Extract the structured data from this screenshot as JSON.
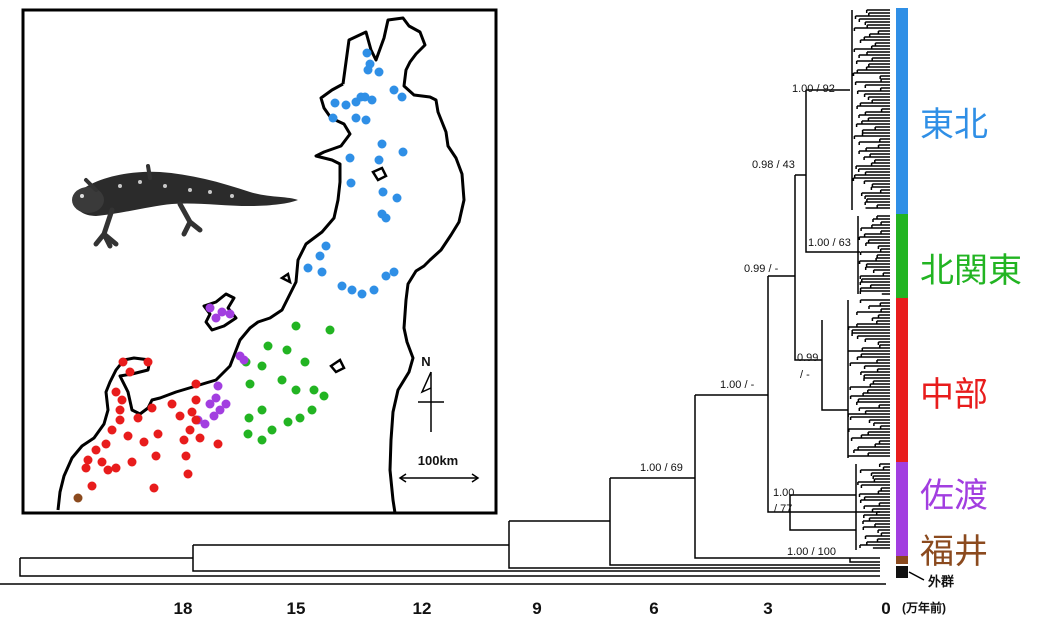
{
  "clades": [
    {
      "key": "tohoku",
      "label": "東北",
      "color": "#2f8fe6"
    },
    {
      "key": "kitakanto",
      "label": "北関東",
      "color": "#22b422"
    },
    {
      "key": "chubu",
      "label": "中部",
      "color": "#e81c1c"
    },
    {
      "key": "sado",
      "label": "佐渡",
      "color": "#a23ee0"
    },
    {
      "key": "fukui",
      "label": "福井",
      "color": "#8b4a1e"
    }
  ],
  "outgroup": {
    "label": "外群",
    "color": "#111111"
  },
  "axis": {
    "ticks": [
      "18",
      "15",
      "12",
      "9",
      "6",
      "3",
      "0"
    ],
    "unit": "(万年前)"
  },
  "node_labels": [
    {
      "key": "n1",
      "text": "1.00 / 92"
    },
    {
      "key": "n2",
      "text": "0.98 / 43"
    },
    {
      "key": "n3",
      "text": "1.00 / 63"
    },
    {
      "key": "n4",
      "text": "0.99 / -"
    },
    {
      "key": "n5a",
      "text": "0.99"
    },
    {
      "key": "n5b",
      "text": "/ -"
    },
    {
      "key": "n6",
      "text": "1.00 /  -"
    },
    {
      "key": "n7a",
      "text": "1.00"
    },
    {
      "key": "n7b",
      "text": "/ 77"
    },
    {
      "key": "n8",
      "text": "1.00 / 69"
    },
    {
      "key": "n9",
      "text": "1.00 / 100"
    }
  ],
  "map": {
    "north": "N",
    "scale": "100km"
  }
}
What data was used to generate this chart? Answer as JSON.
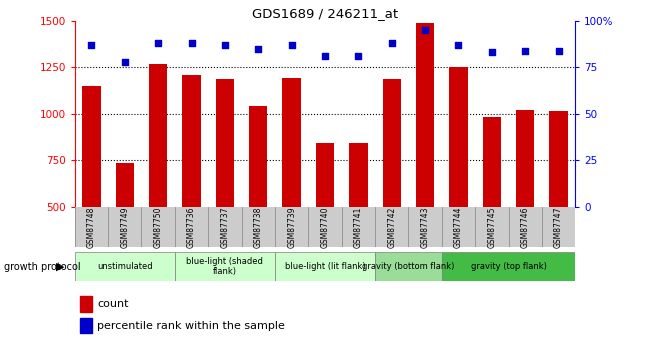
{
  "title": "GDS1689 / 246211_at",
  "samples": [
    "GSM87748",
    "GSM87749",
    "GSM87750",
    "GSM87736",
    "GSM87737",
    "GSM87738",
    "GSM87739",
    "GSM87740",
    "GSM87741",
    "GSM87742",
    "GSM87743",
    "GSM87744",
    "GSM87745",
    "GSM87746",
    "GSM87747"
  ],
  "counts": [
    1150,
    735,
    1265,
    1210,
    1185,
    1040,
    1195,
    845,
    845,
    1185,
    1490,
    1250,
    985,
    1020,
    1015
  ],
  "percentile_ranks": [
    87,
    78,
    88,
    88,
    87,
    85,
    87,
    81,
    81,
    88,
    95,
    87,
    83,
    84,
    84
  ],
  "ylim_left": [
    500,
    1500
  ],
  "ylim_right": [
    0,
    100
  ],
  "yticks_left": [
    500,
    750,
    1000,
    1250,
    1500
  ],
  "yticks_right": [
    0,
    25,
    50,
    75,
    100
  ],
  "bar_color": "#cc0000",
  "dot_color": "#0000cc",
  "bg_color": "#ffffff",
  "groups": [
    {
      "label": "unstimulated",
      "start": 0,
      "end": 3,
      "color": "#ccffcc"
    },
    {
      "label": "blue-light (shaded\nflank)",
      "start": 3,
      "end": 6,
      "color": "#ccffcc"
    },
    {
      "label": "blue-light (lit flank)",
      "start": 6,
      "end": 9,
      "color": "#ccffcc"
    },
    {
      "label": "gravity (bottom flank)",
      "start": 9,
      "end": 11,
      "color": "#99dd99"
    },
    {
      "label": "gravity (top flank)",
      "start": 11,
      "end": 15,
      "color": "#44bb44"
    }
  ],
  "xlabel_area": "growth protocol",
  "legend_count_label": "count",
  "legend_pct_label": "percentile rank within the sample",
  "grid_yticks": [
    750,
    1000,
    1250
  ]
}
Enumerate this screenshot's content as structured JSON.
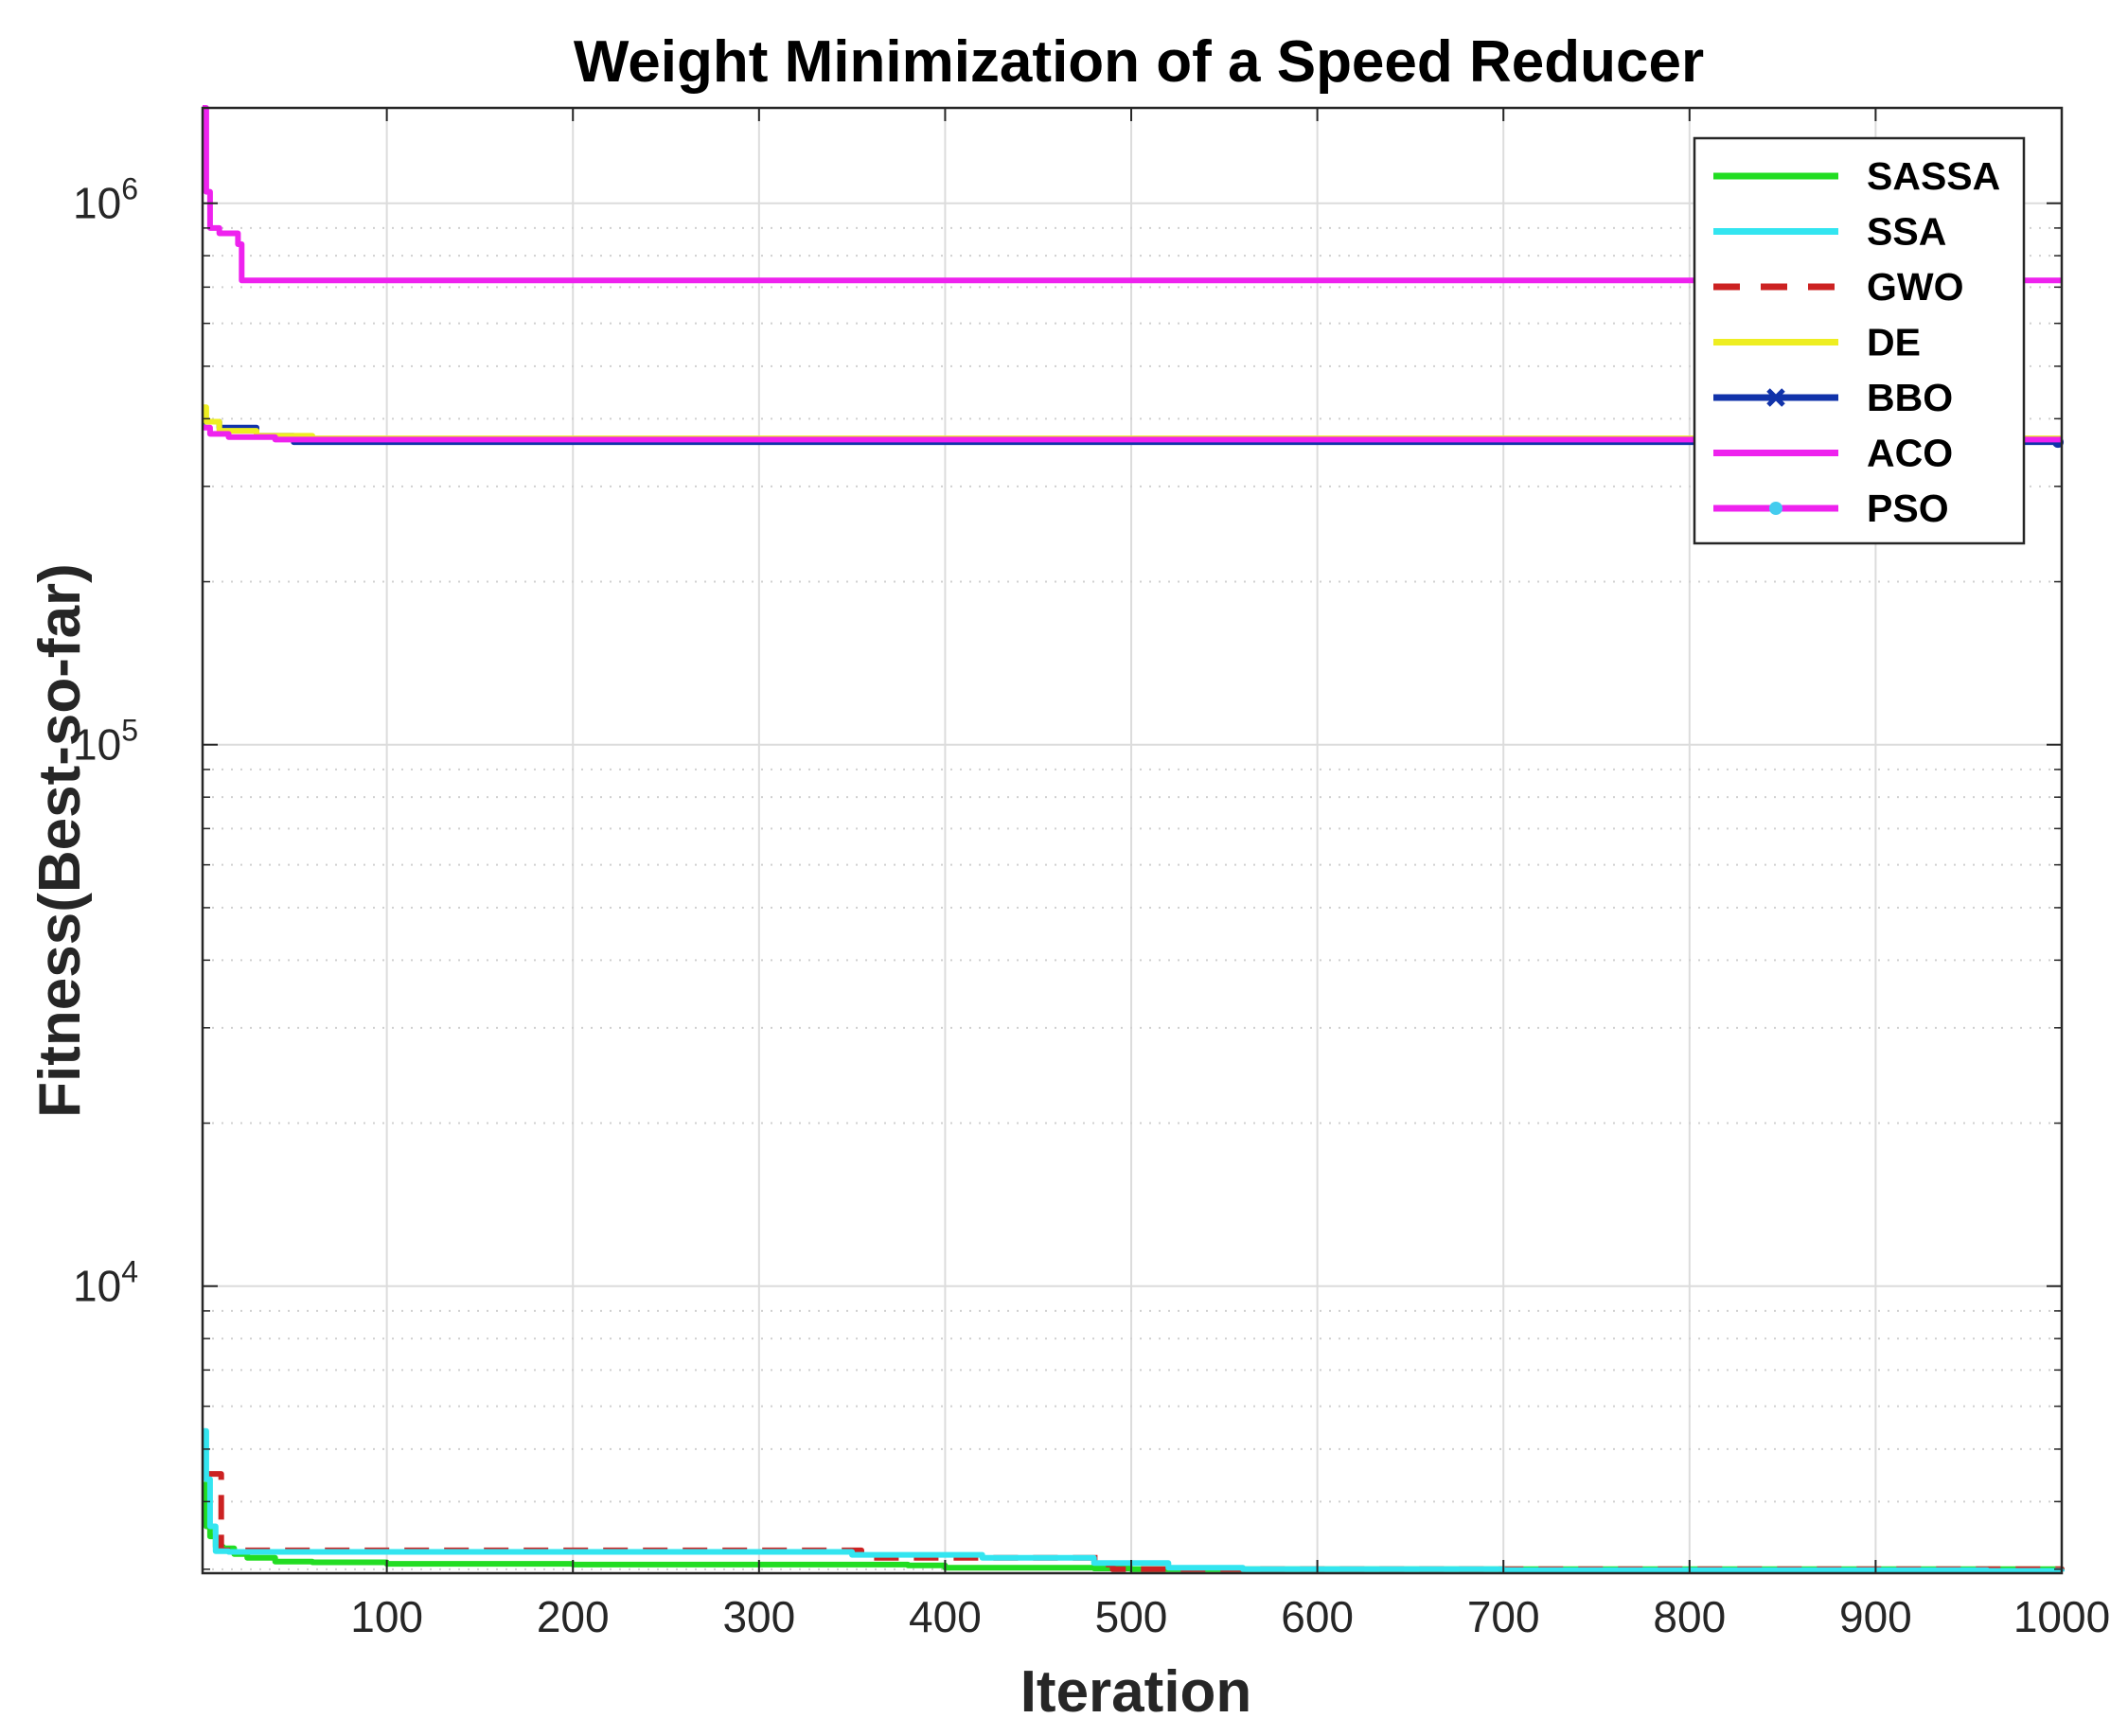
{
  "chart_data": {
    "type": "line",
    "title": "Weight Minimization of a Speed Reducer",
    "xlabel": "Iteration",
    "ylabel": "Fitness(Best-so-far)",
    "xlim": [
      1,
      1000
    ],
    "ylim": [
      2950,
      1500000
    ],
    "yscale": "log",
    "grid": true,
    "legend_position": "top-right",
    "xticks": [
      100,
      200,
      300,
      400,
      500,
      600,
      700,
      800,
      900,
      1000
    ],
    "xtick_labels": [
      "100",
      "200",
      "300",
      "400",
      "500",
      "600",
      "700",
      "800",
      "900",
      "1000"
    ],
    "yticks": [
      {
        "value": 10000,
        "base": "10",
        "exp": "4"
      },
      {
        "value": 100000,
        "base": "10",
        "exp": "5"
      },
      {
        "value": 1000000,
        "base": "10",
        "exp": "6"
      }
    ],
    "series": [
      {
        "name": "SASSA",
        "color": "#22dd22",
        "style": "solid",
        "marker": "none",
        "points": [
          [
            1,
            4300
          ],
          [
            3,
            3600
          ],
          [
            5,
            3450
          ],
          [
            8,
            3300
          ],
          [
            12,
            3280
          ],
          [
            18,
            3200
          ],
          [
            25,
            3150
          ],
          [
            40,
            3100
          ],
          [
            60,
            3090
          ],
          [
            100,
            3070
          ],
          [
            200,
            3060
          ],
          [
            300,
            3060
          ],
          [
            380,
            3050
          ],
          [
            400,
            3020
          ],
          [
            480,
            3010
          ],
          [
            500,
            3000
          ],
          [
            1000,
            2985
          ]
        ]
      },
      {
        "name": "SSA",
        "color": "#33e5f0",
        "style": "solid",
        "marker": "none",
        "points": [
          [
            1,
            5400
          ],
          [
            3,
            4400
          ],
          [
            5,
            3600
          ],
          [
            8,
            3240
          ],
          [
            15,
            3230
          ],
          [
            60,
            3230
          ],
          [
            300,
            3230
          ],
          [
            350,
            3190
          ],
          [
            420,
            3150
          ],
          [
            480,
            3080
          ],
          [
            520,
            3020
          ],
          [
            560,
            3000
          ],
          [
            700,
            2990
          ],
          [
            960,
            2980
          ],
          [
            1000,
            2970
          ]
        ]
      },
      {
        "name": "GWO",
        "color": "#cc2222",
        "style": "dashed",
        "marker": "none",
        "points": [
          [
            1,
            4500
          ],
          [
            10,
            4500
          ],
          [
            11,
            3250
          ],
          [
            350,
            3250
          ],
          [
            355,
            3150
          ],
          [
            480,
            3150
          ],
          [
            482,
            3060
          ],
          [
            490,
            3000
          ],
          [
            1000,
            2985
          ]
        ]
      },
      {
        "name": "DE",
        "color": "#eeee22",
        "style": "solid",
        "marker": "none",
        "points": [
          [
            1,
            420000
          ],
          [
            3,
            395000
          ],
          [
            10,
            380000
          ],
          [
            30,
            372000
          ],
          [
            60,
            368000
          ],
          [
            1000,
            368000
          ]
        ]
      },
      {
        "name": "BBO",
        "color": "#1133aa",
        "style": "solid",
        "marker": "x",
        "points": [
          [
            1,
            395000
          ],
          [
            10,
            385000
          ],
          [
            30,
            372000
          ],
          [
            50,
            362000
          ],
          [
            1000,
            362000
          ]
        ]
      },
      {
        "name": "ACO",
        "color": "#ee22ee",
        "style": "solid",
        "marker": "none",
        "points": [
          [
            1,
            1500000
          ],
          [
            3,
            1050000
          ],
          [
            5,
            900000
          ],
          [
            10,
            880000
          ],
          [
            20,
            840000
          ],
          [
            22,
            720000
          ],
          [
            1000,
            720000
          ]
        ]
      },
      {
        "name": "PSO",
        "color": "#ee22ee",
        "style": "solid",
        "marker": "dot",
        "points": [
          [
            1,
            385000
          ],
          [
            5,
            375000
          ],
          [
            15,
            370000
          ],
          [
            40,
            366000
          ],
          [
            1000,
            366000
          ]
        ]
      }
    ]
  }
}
........
Problem —
Go through the listing above and work out how many lines contain the string "gravity". Reply with the number alone.

Written answer —
2